*WORK TO BE COMPLETED*. Every line of the records must be repeated exactly; pictures stay out.

....

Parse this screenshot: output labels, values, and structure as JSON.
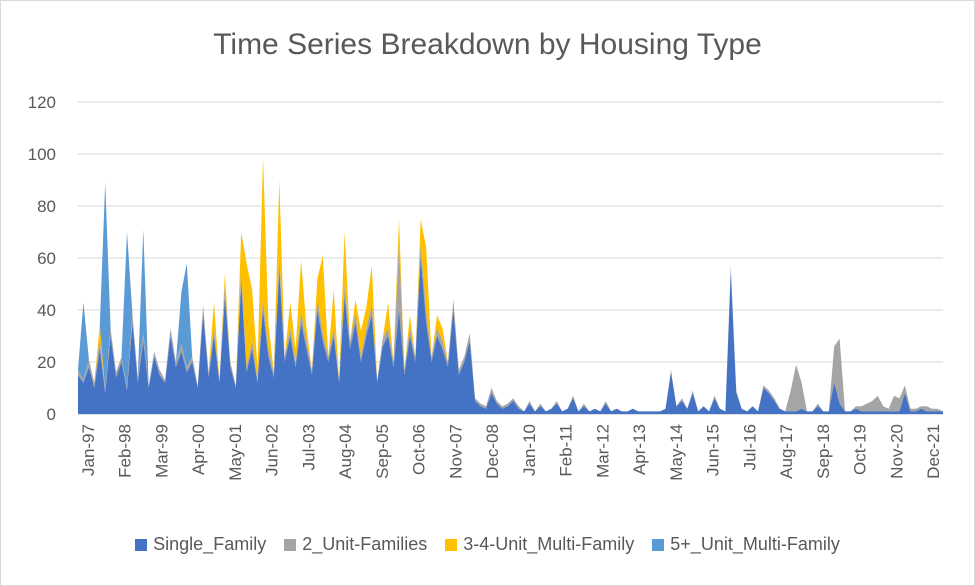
{
  "chart_data": {
    "type": "area",
    "title": "Time Series Breakdown by Housing Type",
    "xlabel": "",
    "ylabel": "",
    "ylim": [
      0,
      120
    ],
    "y_ticks": [
      0,
      20,
      40,
      60,
      80,
      100,
      120
    ],
    "stacked": true,
    "grid": true,
    "legend_position": "bottom",
    "x_tick_labels": [
      "Jan-97",
      "Feb-98",
      "Mar-99",
      "Apr-00",
      "May-01",
      "Jun-02",
      "Jul-03",
      "Aug-04",
      "Sep-05",
      "Oct-06",
      "Nov-07",
      "Dec-08",
      "Jan-10",
      "Feb-11",
      "Mar-12",
      "Apr-13",
      "May-14",
      "Jun-15",
      "Jul-16",
      "Aug-17",
      "Sep-18",
      "Oct-19",
      "Nov-20",
      "Dec-21"
    ],
    "series": [
      {
        "name": "Single_Family",
        "color": "#4472c4",
        "values": [
          15,
          12,
          18,
          10,
          25,
          8,
          30,
          14,
          20,
          9,
          35,
          12,
          28,
          10,
          22,
          15,
          12,
          30,
          18,
          24,
          16,
          20,
          10,
          38,
          14,
          30,
          12,
          45,
          18,
          10,
          50,
          16,
          25,
          12,
          40,
          22,
          14,
          55,
          20,
          30,
          18,
          35,
          25,
          15,
          40,
          28,
          20,
          30,
          12,
          45,
          25,
          35,
          20,
          30,
          38,
          12,
          26,
          30,
          18,
          40,
          15,
          30,
          20,
          60,
          35,
          20,
          30,
          25,
          18,
          40,
          15,
          20,
          28,
          5,
          3,
          2,
          8,
          4,
          2,
          3,
          5,
          2,
          1,
          4,
          1,
          3,
          1,
          2,
          4,
          1,
          2,
          6,
          1,
          3,
          1,
          2,
          1,
          4,
          1,
          2,
          1,
          1,
          2,
          1,
          1,
          1,
          1,
          1,
          2,
          16,
          3,
          5,
          2,
          8,
          1,
          3,
          1,
          6,
          2,
          1,
          55,
          8,
          2,
          1,
          3,
          1,
          10,
          8,
          5,
          2,
          1,
          1,
          1,
          2,
          1,
          1,
          3,
          1,
          1,
          12,
          4,
          1,
          1,
          2,
          1,
          1,
          1,
          1,
          1,
          1,
          1,
          1,
          8,
          1,
          1,
          2,
          1,
          1,
          1,
          1
        ]
      },
      {
        "name": "2_Unit-Families",
        "color": "#a5a5a5",
        "values": [
          2,
          1,
          3,
          2,
          4,
          1,
          3,
          2,
          2,
          1,
          4,
          2,
          3,
          1,
          2,
          2,
          1,
          3,
          2,
          3,
          2,
          2,
          1,
          4,
          2,
          3,
          1,
          4,
          2,
          1,
          5,
          2,
          3,
          1,
          4,
          3,
          2,
          5,
          2,
          3,
          2,
          4,
          3,
          2,
          4,
          3,
          2,
          3,
          1,
          5,
          3,
          4,
          2,
          3,
          4,
          1,
          3,
          3,
          2,
          25,
          2,
          3,
          2,
          5,
          4,
          2,
          3,
          3,
          2,
          4,
          2,
          2,
          3,
          1,
          1,
          1,
          2,
          1,
          1,
          1,
          1,
          1,
          0,
          1,
          0,
          1,
          0,
          0,
          1,
          0,
          0,
          1,
          0,
          1,
          0,
          0,
          0,
          1,
          0,
          0,
          0,
          0,
          0,
          0,
          0,
          0,
          0,
          0,
          0,
          1,
          0,
          1,
          0,
          1,
          0,
          0,
          0,
          1,
          0,
          0,
          2,
          1,
          0,
          0,
          0,
          0,
          1,
          1,
          1,
          0,
          0,
          8,
          18,
          10,
          0,
          0,
          1,
          0,
          0,
          14,
          25,
          0,
          0,
          1,
          2,
          3,
          4,
          6,
          2,
          1,
          6,
          5,
          3,
          1,
          1,
          1,
          2,
          1,
          1
        ]
      },
      {
        "name": "3-4-Unit_Multi-Family",
        "color": "#ffc000",
        "values": [
          0,
          0,
          0,
          0,
          5,
          0,
          0,
          0,
          0,
          0,
          0,
          0,
          0,
          0,
          0,
          0,
          0,
          0,
          0,
          0,
          0,
          0,
          0,
          0,
          0,
          10,
          0,
          5,
          0,
          0,
          15,
          40,
          20,
          5,
          55,
          10,
          0,
          30,
          0,
          10,
          5,
          20,
          5,
          0,
          8,
          30,
          0,
          15,
          0,
          20,
          0,
          5,
          10,
          8,
          15,
          0,
          0,
          10,
          0,
          10,
          0,
          5,
          0,
          10,
          25,
          0,
          5,
          5,
          0,
          0,
          0,
          0,
          0,
          0,
          0,
          0,
          0,
          0,
          0,
          0,
          0,
          0,
          0,
          0,
          0,
          0,
          0,
          0,
          0,
          0,
          0,
          0,
          0,
          0,
          0,
          0,
          0,
          0,
          0,
          0,
          0,
          0,
          0,
          0,
          0,
          0,
          0,
          0,
          0,
          0,
          0,
          0,
          0,
          0,
          0,
          0,
          0,
          0,
          0,
          0,
          0,
          0,
          0,
          0,
          0,
          0,
          0,
          0,
          0,
          0,
          0,
          0,
          0,
          0,
          0,
          0,
          0,
          0,
          0,
          0,
          0,
          0,
          0,
          0,
          0,
          0,
          0,
          0,
          0,
          0,
          0,
          0,
          0,
          0,
          0,
          0,
          0,
          0,
          0
        ]
      },
      {
        "name": "5+_Unit_Multi-Family",
        "color": "#5b9bd5",
        "values": [
          0,
          30,
          0,
          0,
          0,
          80,
          0,
          0,
          0,
          60,
          0,
          0,
          40,
          0,
          0,
          0,
          0,
          0,
          0,
          20,
          40,
          0,
          0,
          0,
          0,
          0,
          0,
          0,
          0,
          0,
          0,
          0,
          0,
          0,
          0,
          0,
          0,
          0,
          0,
          0,
          0,
          0,
          0,
          0,
          0,
          0,
          0,
          0,
          0,
          0,
          0,
          0,
          0,
          0,
          0,
          0,
          0,
          0,
          0,
          0,
          0,
          0,
          0,
          0,
          0,
          0,
          0,
          0,
          0,
          0,
          0,
          0,
          0,
          0,
          0,
          0,
          0,
          0,
          0,
          0,
          0,
          0,
          0,
          0,
          0,
          0,
          0,
          0,
          0,
          0,
          0,
          0,
          0,
          0,
          0,
          0,
          0,
          0,
          0,
          0,
          0,
          0,
          0,
          0,
          0,
          0,
          0,
          0,
          0,
          0,
          0,
          0,
          0,
          0,
          0,
          0,
          0,
          0,
          0,
          0,
          0,
          0,
          0,
          0,
          0,
          0,
          0,
          0,
          0,
          0,
          0,
          0,
          0,
          0,
          0,
          0,
          0,
          0,
          0,
          0,
          0,
          0,
          0,
          0,
          0,
          0,
          0,
          0,
          0,
          0,
          0,
          0,
          0,
          0,
          0,
          0,
          0,
          0,
          0
        ]
      }
    ]
  }
}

....

*THE RESPONSE*.
Parse this screenshot: output labels, values, and structure as JSON.
{
  "chart_data": {
    "type": "area",
    "title": "Time Series Breakdown by Housing Type",
    "xlabel": "",
    "ylabel": "",
    "ylim": [
      0,
      120
    ],
    "y_ticks": [
      0,
      20,
      40,
      60,
      80,
      100,
      120
    ],
    "stacked": true,
    "grid": true,
    "legend_position": "bottom",
    "x_tick_labels": [
      "Jan-97",
      "Feb-98",
      "Mar-99",
      "Apr-00",
      "May-01",
      "Jun-02",
      "Jul-03",
      "Aug-04",
      "Sep-05",
      "Oct-06",
      "Nov-07",
      "Dec-08",
      "Jan-10",
      "Feb-11",
      "Mar-12",
      "Apr-13",
      "May-14",
      "Jun-15",
      "Jul-16",
      "Aug-17",
      "Sep-18",
      "Oct-19",
      "Nov-20",
      "Dec-21"
    ],
    "series": [
      {
        "name": "Single_Family",
        "color": "#4472c4",
        "values": [
          15,
          12,
          18,
          10,
          25,
          8,
          30,
          14,
          20,
          9,
          35,
          12,
          28,
          10,
          22,
          15,
          12,
          30,
          18,
          24,
          16,
          20,
          10,
          38,
          14,
          30,
          12,
          45,
          18,
          10,
          50,
          16,
          25,
          12,
          40,
          22,
          14,
          55,
          20,
          30,
          18,
          35,
          25,
          15,
          40,
          28,
          20,
          30,
          12,
          45,
          25,
          35,
          20,
          30,
          38,
          12,
          26,
          30,
          18,
          40,
          15,
          30,
          20,
          60,
          35,
          20,
          30,
          25,
          18,
          40,
          15,
          20,
          28,
          5,
          3,
          2,
          8,
          4,
          2,
          3,
          5,
          2,
          1,
          4,
          1,
          3,
          1,
          2,
          4,
          1,
          2,
          6,
          1,
          3,
          1,
          2,
          1,
          4,
          1,
          2,
          1,
          1,
          2,
          1,
          1,
          1,
          1,
          1,
          2,
          16,
          3,
          5,
          2,
          8,
          1,
          3,
          1,
          6,
          2,
          1,
          55,
          8,
          2,
          1,
          3,
          1,
          10,
          8,
          5,
          2,
          1,
          1,
          1,
          2,
          1,
          1,
          3,
          1,
          1,
          12,
          4,
          1,
          1,
          2,
          1,
          1,
          1,
          1,
          1,
          1,
          1,
          1,
          8,
          1,
          1,
          2,
          1,
          1,
          1,
          1
        ]
      },
      {
        "name": "2_Unit-Families",
        "color": "#a5a5a5",
        "values": [
          2,
          1,
          3,
          2,
          4,
          1,
          3,
          2,
          2,
          1,
          4,
          2,
          3,
          1,
          2,
          2,
          1,
          3,
          2,
          3,
          2,
          2,
          1,
          4,
          2,
          3,
          1,
          4,
          2,
          1,
          5,
          2,
          3,
          1,
          4,
          3,
          2,
          5,
          2,
          3,
          2,
          4,
          3,
          2,
          4,
          3,
          2,
          3,
          1,
          5,
          3,
          4,
          2,
          3,
          4,
          1,
          3,
          3,
          2,
          25,
          2,
          3,
          2,
          5,
          4,
          2,
          3,
          3,
          2,
          4,
          2,
          2,
          3,
          1,
          1,
          1,
          2,
          1,
          1,
          1,
          1,
          1,
          0,
          1,
          0,
          1,
          0,
          0,
          1,
          0,
          0,
          1,
          0,
          1,
          0,
          0,
          0,
          1,
          0,
          0,
          0,
          0,
          0,
          0,
          0,
          0,
          0,
          0,
          0,
          1,
          0,
          1,
          0,
          1,
          0,
          0,
          0,
          1,
          0,
          0,
          2,
          1,
          0,
          0,
          0,
          0,
          1,
          1,
          1,
          0,
          0,
          8,
          18,
          10,
          0,
          0,
          1,
          0,
          0,
          14,
          25,
          0,
          0,
          1,
          2,
          3,
          4,
          6,
          2,
          1,
          6,
          5,
          3,
          1,
          1,
          1,
          2,
          1,
          1
        ]
      },
      {
        "name": "3-4-Unit_Multi-Family",
        "color": "#ffc000",
        "values": [
          0,
          0,
          0,
          0,
          5,
          0,
          0,
          0,
          0,
          0,
          0,
          0,
          0,
          0,
          0,
          0,
          0,
          0,
          0,
          0,
          0,
          0,
          0,
          0,
          0,
          10,
          0,
          5,
          0,
          0,
          15,
          40,
          20,
          5,
          55,
          10,
          0,
          30,
          0,
          10,
          5,
          20,
          5,
          0,
          8,
          30,
          0,
          15,
          0,
          20,
          0,
          5,
          10,
          8,
          15,
          0,
          0,
          10,
          0,
          10,
          0,
          5,
          0,
          10,
          25,
          0,
          5,
          5,
          0,
          0,
          0,
          0,
          0,
          0,
          0,
          0,
          0,
          0,
          0,
          0,
          0,
          0,
          0,
          0,
          0,
          0,
          0,
          0,
          0,
          0,
          0,
          0,
          0,
          0,
          0,
          0,
          0,
          0,
          0,
          0,
          0,
          0,
          0,
          0,
          0,
          0,
          0,
          0,
          0,
          0,
          0,
          0,
          0,
          0,
          0,
          0,
          0,
          0,
          0,
          0,
          0,
          0,
          0,
          0,
          0,
          0,
          0,
          0,
          0,
          0,
          0,
          0,
          0,
          0,
          0,
          0,
          0,
          0,
          0,
          0,
          0,
          0,
          0,
          0,
          0,
          0,
          0,
          0,
          0,
          0,
          0,
          0,
          0,
          0,
          0,
          0,
          0,
          0,
          0
        ]
      },
      {
        "name": "5+_Unit_Multi-Family",
        "color": "#5b9bd5",
        "values": [
          0,
          30,
          0,
          0,
          0,
          80,
          0,
          0,
          0,
          60,
          0,
          0,
          40,
          0,
          0,
          0,
          0,
          0,
          0,
          20,
          40,
          0,
          0,
          0,
          0,
          0,
          0,
          0,
          0,
          0,
          0,
          0,
          0,
          0,
          0,
          0,
          0,
          0,
          0,
          0,
          0,
          0,
          0,
          0,
          0,
          0,
          0,
          0,
          0,
          0,
          0,
          0,
          0,
          0,
          0,
          0,
          0,
          0,
          0,
          0,
          0,
          0,
          0,
          0,
          0,
          0,
          0,
          0,
          0,
          0,
          0,
          0,
          0,
          0,
          0,
          0,
          0,
          0,
          0,
          0,
          0,
          0,
          0,
          0,
          0,
          0,
          0,
          0,
          0,
          0,
          0,
          0,
          0,
          0,
          0,
          0,
          0,
          0,
          0,
          0,
          0,
          0,
          0,
          0,
          0,
          0,
          0,
          0,
          0,
          0,
          0,
          0,
          0,
          0,
          0,
          0,
          0,
          0,
          0,
          0,
          0,
          0,
          0,
          0,
          0,
          0,
          0,
          0,
          0,
          0,
          0,
          0,
          0,
          0,
          0,
          0,
          0,
          0,
          0,
          0,
          0,
          0,
          0,
          0,
          0,
          0,
          0,
          0,
          0,
          0,
          0,
          0,
          0,
          0,
          0,
          0,
          0,
          0,
          0
        ]
      }
    ]
  }
}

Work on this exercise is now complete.